EXTRACTED RECORDS:
============================================================

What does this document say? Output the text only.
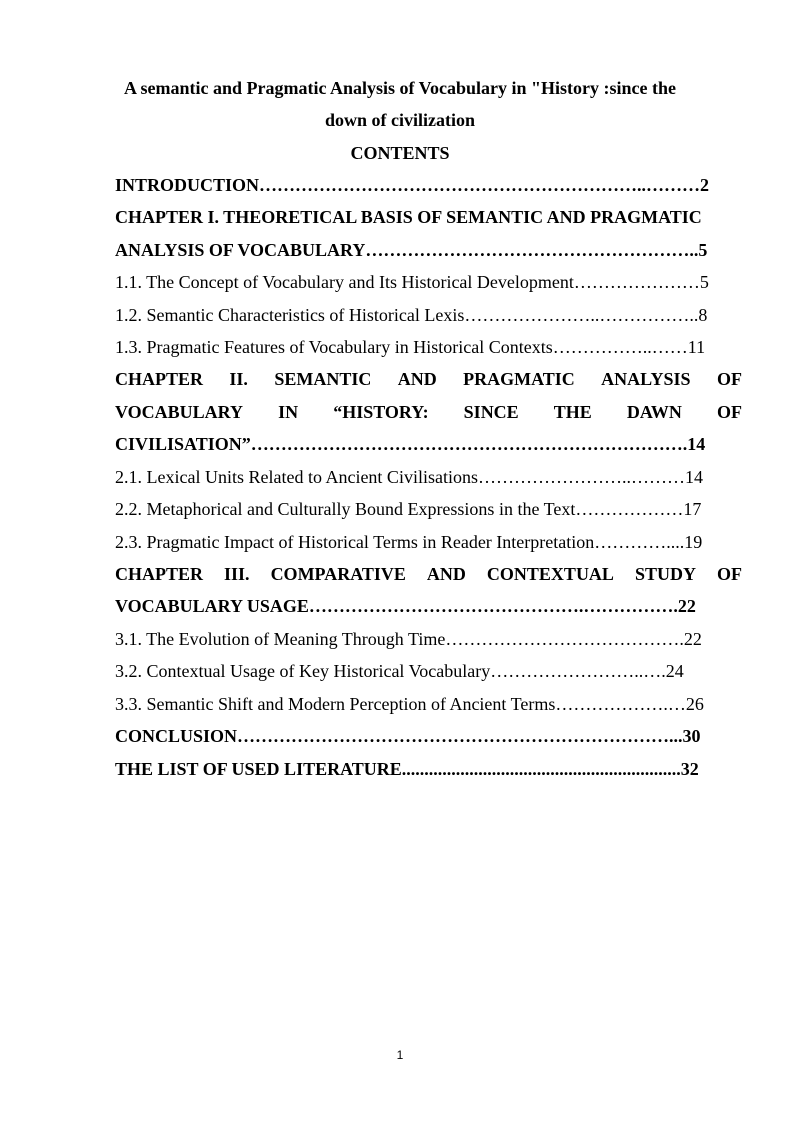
A semantic and Pragmatic Analysis of Vocabulary in "History :since the
down of civilization
CONTENTS
INTRODUCTION………………………………………………………..………2
CHAPTER I. THEORETICAL BASIS OF SEMANTIC AND PRAGMATIC
ANALYSIS OF VOCABULARY………………………………………………..5
1.1. The Concept of Vocabulary and Its Historical Development…………………5
1.2. Semantic Characteristics of Historical Lexis…………………..……………..8
1.3. Pragmatic Features of Vocabulary in Historical Contexts……………..……11
CHAPTER II. SEMANTIC AND PRAGMATIC ANALYSIS OF
VOCABULARY IN “HISTORY: SINCE THE DAWN OF
CIVILISATION”……………………………………………………………….14
2.1. Lexical Units Related to Ancient Civilisations……………………..………14
2.2. Metaphorical and Culturally Bound Expressions in the Text………………17
2.3. Pragmatic Impact of Historical Terms in Reader Interpretation…………....19
CHAPTER III. COMPARATIVE AND CONTEXTUAL STUDY OF
VOCABULARY USAGE……………………………………….…………….22
3.1. The Evolution of Meaning Through Time………………………………….22
3.2. Contextual Usage of Key Historical Vocabulary……………………..….24
3.3. Semantic Shift and Modern Perception of Ancient Terms……………….…26
CONCLUSION………………………………………………………………...30
THE LIST OF USED LITERATURE..............................................................32
1
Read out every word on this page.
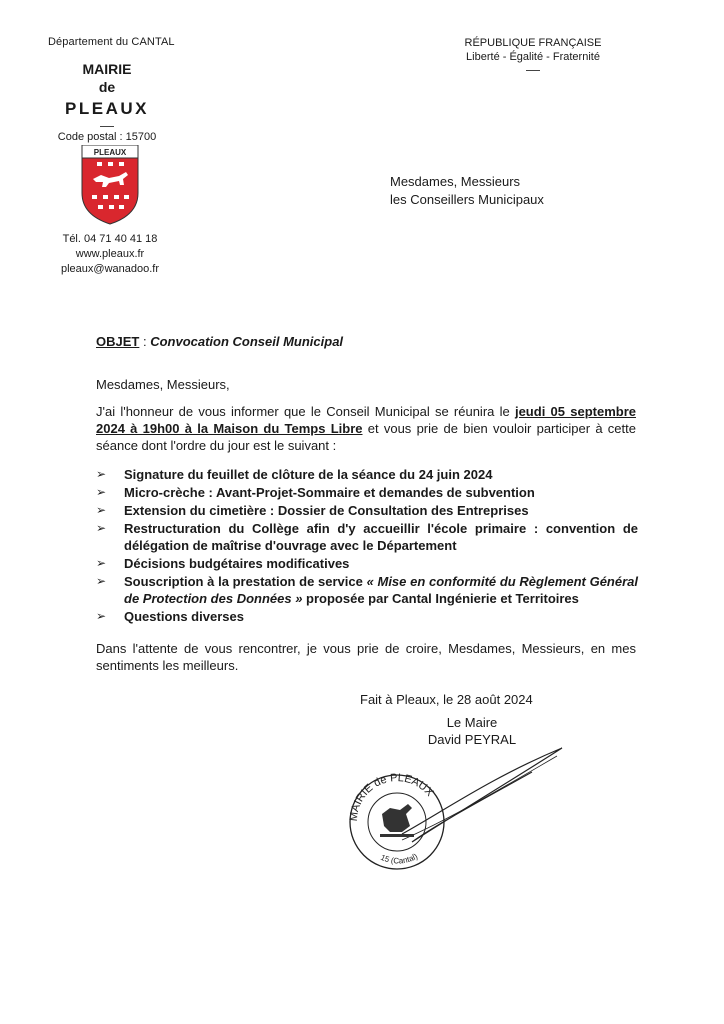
Département du CANTAL
MAIRIE
de
PLEAUX
Code postal : 15700
PLEAUX
Tél. 04 71 40 41 18
www.pleaux.fr
pleaux@wanadoo.fr
RÉPUBLIQUE FRANÇAISE
Liberté - Égalité - Fraternité
Mesdames, Messieurs
les Conseillers Municipaux
OBJET : Convocation Conseil Municipal
Mesdames, Messieurs,
J'ai l'honneur de vous informer que le Conseil Municipal se réunira le jeudi 05 septembre 2024 à 19h00 à la Maison du Temps Libre et vous prie de bien vouloir participer à cette séance dont l'ordre du jour est le suivant :
➢ Signature du feuillet de clôture de la séance du 24 juin 2024
➢ Micro-crèche : Avant-Projet-Sommaire et demandes de subvention
➢ Extension du cimetière : Dossier de Consultation des Entreprises
➢ Restructuration du Collège afin d'y accueillir l'école primaire : convention de délégation de maîtrise d'ouvrage avec le Département
➢ Décisions budgétaires modificatives
➢ Souscription à la prestation de service « Mise en conformité du Règlement Général de Protection des Données » proposée par Cantal Ingénierie et Territoires
➢ Questions diverses
Dans l'attente de vous rencontrer, je vous prie de croire, Mesdames, Messieurs, en mes sentiments les meilleurs.
Fait à Pleaux, le 28 août 2024
Le Maire
David PEYRAL
MAIRIE de PLEAUX
15 (Cantal)
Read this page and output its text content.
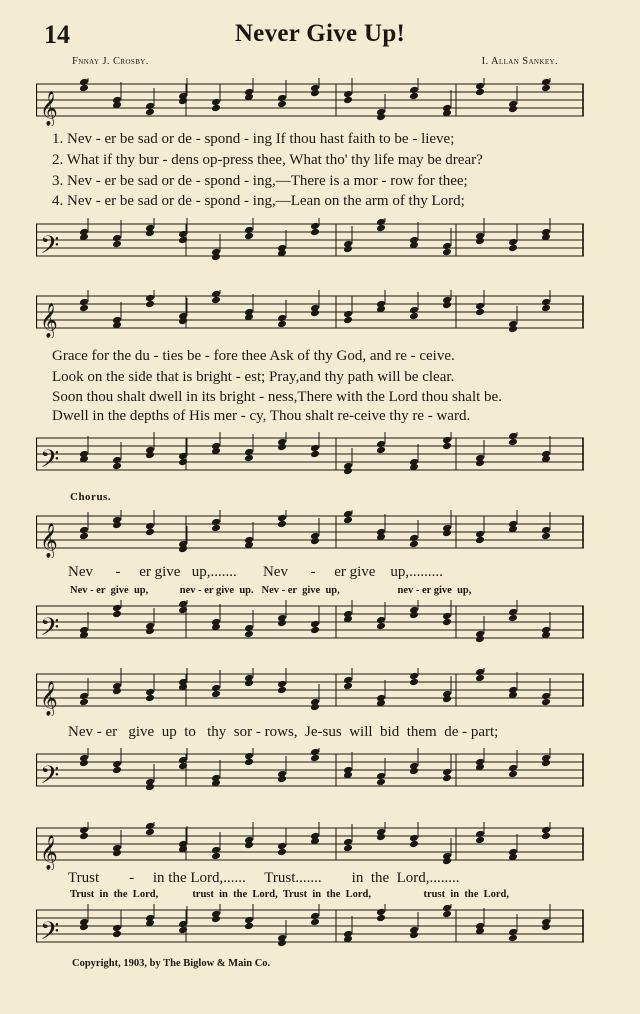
14	Never Give Up!
Fnnay J. Crosby.	I. Allan Sankey.
𝄞
1. Nev - er be sad or de - spond - ing If thou hast faith to be - lieve;
2. What if thy bur - dens op-press thee, What tho' thy life may be drear?
3. Nev - er be sad or de - spond - ing,—There is a mor - row for thee;
4. Nev - er be sad or de - spond - ing,—Lean on the arm of thy Lord;
𝄢
𝄞
Grace for the du - ties be - fore thee Ask of thy God, and re - ceive.
Look on the side that is bright - est; Pray,and thy path will be clear.
Soon thou shalt dwell in its bright - ness,There with the Lord thou shalt be.
Dwell in the depths of His mer - cy, Thou shalt re-ceive thy re - ward.
𝄢
Chorus.
𝄞
Nev      -     er give   up,.......       Nev      -     er give    up,.........
Nev - er  give  up,            nev - er give  up.   Nev - er  give  up,                      nev - er give  up,
𝄢
𝄞
Nev - er   give  up  to   thy  sor - rows,  Je-sus  will  bid  them  de - part;
𝄢
𝄞
Trust        -     in the Lord,......     Trust.......        in  the  Lord,........
Trust  in  the  Lord,             trust  in  the  Lord,  Trust  in  the  Lord,                    trust  in  the  Lord,
𝄢
Copyright, 1903, by The Biglow & Main Co.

============================================================

AIM: Repeat each line of the records above exactly, but do not copy the pictures.

TASK RESULT:
What does this document say? Output the text only.
A semantic and Pragmatic Analysis of Vocabulary in "History :since the
down of civilization
CONTENTS
INTRODUCTION………………………………………………………..………2
CHAPTER I. THEORETICAL BASIS OF SEMANTIC AND PRAGMATIC
ANALYSIS OF VOCABULARY………………………………………………..5
1.1. The Concept of Vocabulary and Its Historical Development…………………5
1.2. Semantic Characteristics of Historical Lexis…………………..……………..8
1.3. Pragmatic Features of Vocabulary in Historical Contexts……………..……11
CHAPTER II. SEMANTIC AND PRAGMATIC ANALYSIS OF
VOCABULARY IN “HISTORY: SINCE THE DAWN OF
CIVILISATION”……………………………………………………………….14
2.1. Lexical Units Related to Ancient Civilisations……………………..………14
2.2. Metaphorical and Culturally Bound Expressions in the Text………………17
2.3. Pragmatic Impact of Historical Terms in Reader Interpretation…………....19
CHAPTER III. COMPARATIVE AND CONTEXTUAL STUDY OF
VOCABULARY USAGE……………………………………….…………….22
3.1. The Evolution of Meaning Through Time………………………………….22
3.2. Contextual Usage of Key Historical Vocabulary……………………..….24
3.3. Semantic Shift and Modern Perception of Ancient Terms……………….…26
CONCLUSION………………………………………………………………...30
THE LIST OF USED LITERATURE..............................................................32
1
Read out every word on this page.
Département du CANTAL
MAIRIE
de
PLEAUX
Code postal : 15700
PLEAUX
Tél. 04 71 40 41 18
www.pleaux.fr
pleaux@wanadoo.fr
RÉPUBLIQUE FRANÇAISE
Liberté - Égalité - Fraternité
Mesdames, Messieurs
les Conseillers Municipaux
OBJET : Convocation Conseil Municipal
Mesdames, Messieurs,
J'ai l'honneur de vous informer que le Conseil Municipal se réunira le jeudi 05 septembre 2024 à 19h00 à la Maison du Temps Libre et vous prie de bien vouloir participer à cette séance dont l'ordre du jour est le suivant :
➢ Signature du feuillet de clôture de la séance du 24 juin 2024
➢ Micro-crèche : Avant-Projet-Sommaire et demandes de subvention
➢ Extension du cimetière : Dossier de Consultation des Entreprises
➢ Restructuration du Collège afin d'y accueillir l'école primaire : convention de délégation de maîtrise d'ouvrage avec le Département
➢ Décisions budgétaires modificatives
➢ Souscription à la prestation de service « Mise en conformité du Règlement Général de Protection des Données » proposée par Cantal Ingénierie et Territoires
➢ Questions diverses
Dans l'attente de vous rencontrer, je vous prie de croire, Mesdames, Messieurs, en mes sentiments les meilleurs.
Fait à Pleaux, le 28 août 2024
Le Maire
David PEYRAL
MAIRIE de PLEAUX
15 (Cantal)
Read this page and output its text content.
14	Never Give Up!
Fnnay J. Crosby.	I. Allan Sankey.
𝄞
1. Nev - er be sad or de - spond - ing If thou hast faith to be - lieve;
2. What if thy bur - dens op-press thee, What tho' thy life may be drear?
3. Nev - er be sad or de - spond - ing,—There is a mor - row for thee;
4. Nev - er be sad or de - spond - ing,—Lean on the arm of thy Lord;
𝄢
𝄞
Grace for the du - ties be - fore thee Ask of thy God, and re - ceive.
Look on the side that is bright - est; Pray,and thy path will be clear.
Soon thou shalt dwell in its bright - ness,There with the Lord thou shalt be.
Dwell in the depths of His mer - cy, Thou shalt re-ceive thy re - ward.
𝄢
Chorus.
𝄞
Nev      -     er give   up,.......       Nev      -     er give    up,.........
Nev - er  give  up,            nev - er give  up.   Nev - er  give  up,                      nev - er give  up,
𝄢
𝄞
Nev - er   give  up  to   thy  sor - rows,  Je-sus  will  bid  them  de - part;
𝄢
𝄞
Trust        -     in the Lord,......     Trust.......        in  the  Lord,........
Trust  in  the  Lord,             trust  in  the  Lord,  Trust  in  the  Lord,                    trust  in  the  Lord,
𝄢
Copyright, 1903, by The Biglow & Main Co.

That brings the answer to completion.